• **EXTRACTED DATA**:
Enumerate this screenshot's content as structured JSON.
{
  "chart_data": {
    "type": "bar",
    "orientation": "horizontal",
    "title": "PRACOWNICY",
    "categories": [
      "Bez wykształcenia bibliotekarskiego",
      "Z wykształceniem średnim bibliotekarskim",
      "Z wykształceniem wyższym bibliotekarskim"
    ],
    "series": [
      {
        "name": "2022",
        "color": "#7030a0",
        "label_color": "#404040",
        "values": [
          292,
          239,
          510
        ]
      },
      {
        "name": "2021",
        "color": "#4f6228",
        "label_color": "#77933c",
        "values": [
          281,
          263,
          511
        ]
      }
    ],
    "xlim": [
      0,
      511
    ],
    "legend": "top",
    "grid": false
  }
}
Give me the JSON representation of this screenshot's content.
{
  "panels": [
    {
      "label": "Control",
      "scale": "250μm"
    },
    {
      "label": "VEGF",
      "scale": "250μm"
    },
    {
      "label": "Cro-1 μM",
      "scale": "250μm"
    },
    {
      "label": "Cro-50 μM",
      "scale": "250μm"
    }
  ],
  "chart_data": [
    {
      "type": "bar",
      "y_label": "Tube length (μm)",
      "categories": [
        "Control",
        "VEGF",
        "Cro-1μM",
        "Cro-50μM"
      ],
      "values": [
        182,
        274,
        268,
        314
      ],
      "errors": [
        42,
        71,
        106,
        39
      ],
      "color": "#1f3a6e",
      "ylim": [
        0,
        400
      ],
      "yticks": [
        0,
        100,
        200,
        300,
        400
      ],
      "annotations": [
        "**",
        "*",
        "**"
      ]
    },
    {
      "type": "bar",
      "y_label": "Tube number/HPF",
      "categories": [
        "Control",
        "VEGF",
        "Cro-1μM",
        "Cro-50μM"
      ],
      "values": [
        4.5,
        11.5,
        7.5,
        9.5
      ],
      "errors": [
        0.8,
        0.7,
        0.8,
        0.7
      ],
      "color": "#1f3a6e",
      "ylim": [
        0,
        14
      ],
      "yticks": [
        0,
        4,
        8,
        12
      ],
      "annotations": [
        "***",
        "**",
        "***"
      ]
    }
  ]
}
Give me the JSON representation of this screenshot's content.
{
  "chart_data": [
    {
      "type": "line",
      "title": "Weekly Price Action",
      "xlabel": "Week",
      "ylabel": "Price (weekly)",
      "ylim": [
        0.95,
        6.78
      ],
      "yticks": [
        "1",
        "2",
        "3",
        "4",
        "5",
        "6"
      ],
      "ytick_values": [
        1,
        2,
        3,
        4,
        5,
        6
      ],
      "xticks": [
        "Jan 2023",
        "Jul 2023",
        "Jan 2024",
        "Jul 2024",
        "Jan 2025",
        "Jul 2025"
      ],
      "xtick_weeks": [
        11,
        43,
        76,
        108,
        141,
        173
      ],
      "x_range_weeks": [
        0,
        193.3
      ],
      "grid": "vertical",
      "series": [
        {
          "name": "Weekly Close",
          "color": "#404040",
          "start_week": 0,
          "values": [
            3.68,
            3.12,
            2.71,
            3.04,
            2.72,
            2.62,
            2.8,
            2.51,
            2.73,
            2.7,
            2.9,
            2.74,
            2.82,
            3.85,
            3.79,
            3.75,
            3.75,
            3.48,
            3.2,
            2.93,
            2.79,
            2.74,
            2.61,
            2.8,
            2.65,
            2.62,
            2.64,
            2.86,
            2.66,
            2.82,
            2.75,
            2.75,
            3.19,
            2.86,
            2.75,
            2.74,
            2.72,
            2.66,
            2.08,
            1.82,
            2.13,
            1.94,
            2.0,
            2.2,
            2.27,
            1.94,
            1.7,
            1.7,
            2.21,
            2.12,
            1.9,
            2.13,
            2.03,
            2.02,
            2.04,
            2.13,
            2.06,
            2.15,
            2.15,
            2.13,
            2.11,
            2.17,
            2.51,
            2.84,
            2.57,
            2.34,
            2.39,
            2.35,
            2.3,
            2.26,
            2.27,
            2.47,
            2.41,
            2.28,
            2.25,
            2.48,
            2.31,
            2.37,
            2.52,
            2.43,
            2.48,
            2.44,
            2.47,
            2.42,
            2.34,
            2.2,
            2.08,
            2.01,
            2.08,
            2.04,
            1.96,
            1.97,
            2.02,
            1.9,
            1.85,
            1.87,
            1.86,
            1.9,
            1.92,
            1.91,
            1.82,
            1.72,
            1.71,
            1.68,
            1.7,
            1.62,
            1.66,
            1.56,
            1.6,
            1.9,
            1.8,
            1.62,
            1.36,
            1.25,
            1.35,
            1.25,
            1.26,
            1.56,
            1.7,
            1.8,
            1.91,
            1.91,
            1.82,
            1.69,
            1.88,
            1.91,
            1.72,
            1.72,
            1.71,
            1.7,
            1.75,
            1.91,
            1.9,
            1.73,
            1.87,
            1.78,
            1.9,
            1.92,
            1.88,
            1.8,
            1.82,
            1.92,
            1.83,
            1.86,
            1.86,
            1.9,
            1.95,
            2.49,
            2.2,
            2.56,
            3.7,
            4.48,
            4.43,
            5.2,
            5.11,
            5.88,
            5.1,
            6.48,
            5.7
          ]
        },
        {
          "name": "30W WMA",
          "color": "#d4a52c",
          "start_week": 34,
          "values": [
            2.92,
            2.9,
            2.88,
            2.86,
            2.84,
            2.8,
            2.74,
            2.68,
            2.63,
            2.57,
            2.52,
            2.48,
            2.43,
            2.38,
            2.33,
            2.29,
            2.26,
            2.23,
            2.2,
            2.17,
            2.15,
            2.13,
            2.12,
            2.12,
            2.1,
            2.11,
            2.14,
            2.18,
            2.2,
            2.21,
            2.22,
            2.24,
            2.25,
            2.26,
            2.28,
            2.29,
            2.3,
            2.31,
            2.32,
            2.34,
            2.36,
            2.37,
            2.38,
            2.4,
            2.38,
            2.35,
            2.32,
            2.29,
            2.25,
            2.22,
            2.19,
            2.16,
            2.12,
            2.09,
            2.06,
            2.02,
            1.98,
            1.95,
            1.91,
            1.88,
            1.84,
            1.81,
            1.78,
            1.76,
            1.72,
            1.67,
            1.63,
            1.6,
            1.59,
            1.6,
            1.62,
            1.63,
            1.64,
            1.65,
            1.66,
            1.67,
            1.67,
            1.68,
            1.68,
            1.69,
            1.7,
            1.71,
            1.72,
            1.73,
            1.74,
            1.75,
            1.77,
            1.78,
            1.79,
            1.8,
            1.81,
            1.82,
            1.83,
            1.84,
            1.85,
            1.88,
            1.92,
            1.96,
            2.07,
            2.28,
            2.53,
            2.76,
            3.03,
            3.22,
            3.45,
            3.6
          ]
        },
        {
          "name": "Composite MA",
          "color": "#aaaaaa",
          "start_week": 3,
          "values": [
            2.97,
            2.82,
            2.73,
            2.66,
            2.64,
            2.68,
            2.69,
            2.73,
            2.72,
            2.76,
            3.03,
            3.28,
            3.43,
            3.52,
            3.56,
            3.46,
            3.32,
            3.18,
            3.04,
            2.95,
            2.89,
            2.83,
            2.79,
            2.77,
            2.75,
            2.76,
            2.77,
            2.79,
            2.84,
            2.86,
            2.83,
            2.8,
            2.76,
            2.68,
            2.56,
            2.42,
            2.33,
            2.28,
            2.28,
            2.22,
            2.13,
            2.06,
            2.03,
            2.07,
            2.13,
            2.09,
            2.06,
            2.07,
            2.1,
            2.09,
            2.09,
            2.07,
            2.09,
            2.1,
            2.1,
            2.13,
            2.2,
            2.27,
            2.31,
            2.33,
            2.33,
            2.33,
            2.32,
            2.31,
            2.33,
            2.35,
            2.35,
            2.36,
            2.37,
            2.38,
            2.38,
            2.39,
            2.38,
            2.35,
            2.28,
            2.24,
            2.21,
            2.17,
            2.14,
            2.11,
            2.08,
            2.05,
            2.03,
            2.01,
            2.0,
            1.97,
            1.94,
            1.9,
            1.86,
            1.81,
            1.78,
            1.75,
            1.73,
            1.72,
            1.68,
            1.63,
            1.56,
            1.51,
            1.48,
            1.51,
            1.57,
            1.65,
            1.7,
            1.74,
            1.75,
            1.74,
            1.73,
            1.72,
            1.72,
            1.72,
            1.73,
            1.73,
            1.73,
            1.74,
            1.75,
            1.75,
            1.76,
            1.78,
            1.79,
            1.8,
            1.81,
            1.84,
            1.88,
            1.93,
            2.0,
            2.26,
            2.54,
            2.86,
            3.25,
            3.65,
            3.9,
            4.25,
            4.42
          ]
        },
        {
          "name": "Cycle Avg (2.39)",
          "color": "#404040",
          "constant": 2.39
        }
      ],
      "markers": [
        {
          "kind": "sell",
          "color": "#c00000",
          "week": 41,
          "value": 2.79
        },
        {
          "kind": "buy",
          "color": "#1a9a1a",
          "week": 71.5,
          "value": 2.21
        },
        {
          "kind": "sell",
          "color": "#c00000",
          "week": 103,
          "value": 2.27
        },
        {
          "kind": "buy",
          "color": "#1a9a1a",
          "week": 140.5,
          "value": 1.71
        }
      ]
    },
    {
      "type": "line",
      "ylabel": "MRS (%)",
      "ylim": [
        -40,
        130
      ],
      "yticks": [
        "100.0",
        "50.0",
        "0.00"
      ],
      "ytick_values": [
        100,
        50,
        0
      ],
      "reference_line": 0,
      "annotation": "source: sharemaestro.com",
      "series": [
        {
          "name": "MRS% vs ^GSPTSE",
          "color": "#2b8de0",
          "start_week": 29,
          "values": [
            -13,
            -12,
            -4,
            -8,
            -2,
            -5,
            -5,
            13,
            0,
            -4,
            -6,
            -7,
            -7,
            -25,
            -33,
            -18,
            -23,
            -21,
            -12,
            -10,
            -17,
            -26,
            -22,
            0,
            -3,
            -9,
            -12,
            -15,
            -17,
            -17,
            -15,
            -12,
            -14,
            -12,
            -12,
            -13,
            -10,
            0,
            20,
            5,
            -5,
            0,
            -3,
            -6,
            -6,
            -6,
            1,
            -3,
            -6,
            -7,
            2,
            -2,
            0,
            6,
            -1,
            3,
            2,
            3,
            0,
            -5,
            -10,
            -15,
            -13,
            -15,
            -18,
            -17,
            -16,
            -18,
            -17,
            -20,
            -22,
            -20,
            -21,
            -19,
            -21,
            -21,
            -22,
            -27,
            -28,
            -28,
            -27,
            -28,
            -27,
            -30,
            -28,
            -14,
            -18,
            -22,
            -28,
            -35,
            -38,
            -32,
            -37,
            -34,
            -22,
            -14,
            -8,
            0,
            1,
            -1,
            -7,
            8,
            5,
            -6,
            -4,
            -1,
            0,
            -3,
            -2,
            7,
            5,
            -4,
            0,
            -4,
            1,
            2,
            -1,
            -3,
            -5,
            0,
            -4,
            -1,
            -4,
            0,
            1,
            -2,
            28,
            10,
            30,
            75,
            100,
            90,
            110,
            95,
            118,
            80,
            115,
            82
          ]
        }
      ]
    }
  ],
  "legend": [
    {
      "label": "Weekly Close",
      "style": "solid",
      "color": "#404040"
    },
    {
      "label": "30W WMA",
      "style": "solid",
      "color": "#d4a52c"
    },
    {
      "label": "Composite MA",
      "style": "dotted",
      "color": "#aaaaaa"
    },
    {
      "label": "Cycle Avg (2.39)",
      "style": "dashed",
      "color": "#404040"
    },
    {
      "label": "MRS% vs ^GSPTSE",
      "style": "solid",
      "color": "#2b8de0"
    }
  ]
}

• **DIRECTIONS FOR THIS TASK**:
Among the lines of the data above, determine how many contain the word "title". Report the number alone.

• **SOLUTION TO THE EXERCISE**:
2